Stated problem -
Which lines hold the word "Services"? Copy each one.

-- Data rows start --

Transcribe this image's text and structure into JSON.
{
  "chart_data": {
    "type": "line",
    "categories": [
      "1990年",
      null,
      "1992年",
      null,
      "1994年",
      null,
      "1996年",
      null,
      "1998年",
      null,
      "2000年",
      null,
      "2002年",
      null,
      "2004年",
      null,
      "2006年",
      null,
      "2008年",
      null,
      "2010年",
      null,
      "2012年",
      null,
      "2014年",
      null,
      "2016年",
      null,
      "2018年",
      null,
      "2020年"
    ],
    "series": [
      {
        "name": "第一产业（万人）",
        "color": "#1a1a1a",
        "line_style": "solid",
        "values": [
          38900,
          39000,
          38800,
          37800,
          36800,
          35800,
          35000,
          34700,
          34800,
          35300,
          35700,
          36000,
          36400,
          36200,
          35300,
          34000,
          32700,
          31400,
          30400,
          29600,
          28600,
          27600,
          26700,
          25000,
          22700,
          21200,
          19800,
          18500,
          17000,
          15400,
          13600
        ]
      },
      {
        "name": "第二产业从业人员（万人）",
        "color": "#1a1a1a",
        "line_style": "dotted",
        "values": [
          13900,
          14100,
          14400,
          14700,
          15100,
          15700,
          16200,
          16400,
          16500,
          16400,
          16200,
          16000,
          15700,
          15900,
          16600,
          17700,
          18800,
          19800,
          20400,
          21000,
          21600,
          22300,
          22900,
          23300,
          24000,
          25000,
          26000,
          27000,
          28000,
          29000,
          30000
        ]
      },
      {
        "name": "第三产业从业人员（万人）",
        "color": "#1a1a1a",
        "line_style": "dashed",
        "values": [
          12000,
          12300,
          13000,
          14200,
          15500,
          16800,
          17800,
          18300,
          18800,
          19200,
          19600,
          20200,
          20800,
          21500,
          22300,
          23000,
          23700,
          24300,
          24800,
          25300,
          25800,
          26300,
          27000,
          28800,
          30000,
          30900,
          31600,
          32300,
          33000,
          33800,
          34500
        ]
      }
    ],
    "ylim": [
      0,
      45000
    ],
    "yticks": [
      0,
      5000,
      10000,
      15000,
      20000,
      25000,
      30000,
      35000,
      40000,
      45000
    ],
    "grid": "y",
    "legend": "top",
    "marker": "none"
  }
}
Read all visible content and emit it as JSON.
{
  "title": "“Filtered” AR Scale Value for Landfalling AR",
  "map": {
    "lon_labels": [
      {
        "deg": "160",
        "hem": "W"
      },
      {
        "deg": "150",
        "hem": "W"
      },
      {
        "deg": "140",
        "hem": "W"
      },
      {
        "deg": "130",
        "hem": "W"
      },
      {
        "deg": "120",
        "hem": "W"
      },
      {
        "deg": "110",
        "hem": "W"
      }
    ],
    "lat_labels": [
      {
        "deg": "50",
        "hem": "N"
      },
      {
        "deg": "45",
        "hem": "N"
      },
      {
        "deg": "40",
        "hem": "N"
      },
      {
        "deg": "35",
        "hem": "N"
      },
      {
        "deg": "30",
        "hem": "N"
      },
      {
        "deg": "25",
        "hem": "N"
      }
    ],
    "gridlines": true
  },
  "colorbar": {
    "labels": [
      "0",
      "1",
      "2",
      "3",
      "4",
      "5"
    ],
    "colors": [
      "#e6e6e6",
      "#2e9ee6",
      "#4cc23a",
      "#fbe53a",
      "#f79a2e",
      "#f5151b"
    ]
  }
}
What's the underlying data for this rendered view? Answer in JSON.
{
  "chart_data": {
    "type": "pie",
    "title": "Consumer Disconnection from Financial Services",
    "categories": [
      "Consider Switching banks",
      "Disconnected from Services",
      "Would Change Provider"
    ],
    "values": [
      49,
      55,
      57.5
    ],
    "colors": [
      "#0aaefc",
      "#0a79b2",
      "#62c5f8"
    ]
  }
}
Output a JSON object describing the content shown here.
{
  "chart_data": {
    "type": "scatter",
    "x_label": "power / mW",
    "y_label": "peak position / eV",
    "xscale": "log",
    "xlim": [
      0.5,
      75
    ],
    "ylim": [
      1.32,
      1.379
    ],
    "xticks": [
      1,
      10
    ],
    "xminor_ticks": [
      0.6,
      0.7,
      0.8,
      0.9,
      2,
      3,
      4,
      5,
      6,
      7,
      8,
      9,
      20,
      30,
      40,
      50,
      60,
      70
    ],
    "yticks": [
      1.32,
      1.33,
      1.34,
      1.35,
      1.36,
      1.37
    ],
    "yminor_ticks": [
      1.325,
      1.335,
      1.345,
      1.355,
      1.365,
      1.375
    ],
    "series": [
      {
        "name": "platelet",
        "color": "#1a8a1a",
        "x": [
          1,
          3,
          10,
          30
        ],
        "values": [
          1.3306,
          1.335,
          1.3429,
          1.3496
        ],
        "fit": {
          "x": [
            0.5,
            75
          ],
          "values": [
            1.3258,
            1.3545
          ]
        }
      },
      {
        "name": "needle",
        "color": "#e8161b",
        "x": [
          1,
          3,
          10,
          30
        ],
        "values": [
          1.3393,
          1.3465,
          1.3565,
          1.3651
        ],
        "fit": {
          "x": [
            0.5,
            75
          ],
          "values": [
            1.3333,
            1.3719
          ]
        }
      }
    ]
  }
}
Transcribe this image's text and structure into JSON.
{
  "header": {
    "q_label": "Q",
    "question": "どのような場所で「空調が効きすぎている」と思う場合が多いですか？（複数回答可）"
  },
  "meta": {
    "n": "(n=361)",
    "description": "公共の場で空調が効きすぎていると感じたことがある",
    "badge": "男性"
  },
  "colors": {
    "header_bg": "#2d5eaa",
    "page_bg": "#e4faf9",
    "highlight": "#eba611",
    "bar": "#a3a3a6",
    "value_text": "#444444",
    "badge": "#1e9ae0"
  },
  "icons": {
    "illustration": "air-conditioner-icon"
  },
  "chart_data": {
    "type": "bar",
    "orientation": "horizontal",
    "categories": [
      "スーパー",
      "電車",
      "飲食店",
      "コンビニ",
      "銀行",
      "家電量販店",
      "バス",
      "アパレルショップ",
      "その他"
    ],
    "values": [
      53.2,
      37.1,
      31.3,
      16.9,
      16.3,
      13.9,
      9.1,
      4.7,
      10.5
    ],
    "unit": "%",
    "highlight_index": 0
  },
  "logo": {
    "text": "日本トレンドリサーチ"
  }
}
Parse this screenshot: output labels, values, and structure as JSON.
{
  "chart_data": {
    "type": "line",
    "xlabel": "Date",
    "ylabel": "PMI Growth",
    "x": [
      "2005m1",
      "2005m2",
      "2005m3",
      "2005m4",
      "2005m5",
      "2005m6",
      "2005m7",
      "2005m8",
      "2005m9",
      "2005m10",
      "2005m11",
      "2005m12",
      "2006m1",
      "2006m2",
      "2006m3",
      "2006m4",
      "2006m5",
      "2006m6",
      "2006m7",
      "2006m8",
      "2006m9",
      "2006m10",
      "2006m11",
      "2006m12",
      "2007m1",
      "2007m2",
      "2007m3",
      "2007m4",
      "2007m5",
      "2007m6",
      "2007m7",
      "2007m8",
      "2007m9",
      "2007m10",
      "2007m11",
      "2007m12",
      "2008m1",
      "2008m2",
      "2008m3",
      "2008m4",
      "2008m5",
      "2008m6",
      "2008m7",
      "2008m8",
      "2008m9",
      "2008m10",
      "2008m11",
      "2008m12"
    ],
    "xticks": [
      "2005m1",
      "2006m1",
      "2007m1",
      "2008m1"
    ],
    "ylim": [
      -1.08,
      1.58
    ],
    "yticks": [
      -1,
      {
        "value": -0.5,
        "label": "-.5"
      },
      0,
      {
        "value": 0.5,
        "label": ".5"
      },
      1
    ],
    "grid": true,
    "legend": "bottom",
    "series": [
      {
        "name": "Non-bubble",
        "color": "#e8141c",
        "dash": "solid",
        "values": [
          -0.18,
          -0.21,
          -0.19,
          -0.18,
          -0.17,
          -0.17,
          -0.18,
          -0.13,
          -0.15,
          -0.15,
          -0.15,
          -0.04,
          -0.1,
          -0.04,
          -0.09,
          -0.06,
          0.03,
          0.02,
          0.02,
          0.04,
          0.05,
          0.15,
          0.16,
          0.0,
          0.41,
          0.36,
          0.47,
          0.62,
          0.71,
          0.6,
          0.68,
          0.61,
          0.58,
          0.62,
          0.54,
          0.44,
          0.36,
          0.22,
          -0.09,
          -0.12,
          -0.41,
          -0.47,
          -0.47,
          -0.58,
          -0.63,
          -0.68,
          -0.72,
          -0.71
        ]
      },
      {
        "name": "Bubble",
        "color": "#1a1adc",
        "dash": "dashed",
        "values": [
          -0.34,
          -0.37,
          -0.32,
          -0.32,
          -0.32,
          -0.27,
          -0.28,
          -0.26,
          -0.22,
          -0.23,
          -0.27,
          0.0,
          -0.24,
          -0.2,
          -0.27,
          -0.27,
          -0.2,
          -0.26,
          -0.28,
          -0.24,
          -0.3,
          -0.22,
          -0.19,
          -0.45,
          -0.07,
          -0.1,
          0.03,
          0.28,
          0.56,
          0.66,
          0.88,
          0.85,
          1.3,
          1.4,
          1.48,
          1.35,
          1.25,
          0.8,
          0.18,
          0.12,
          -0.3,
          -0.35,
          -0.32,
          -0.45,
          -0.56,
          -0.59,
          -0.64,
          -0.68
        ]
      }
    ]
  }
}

-- Data rows end --

Solution -
    "title": "Consumer Disconnection from Financial Services",
      "Disconnected from Services",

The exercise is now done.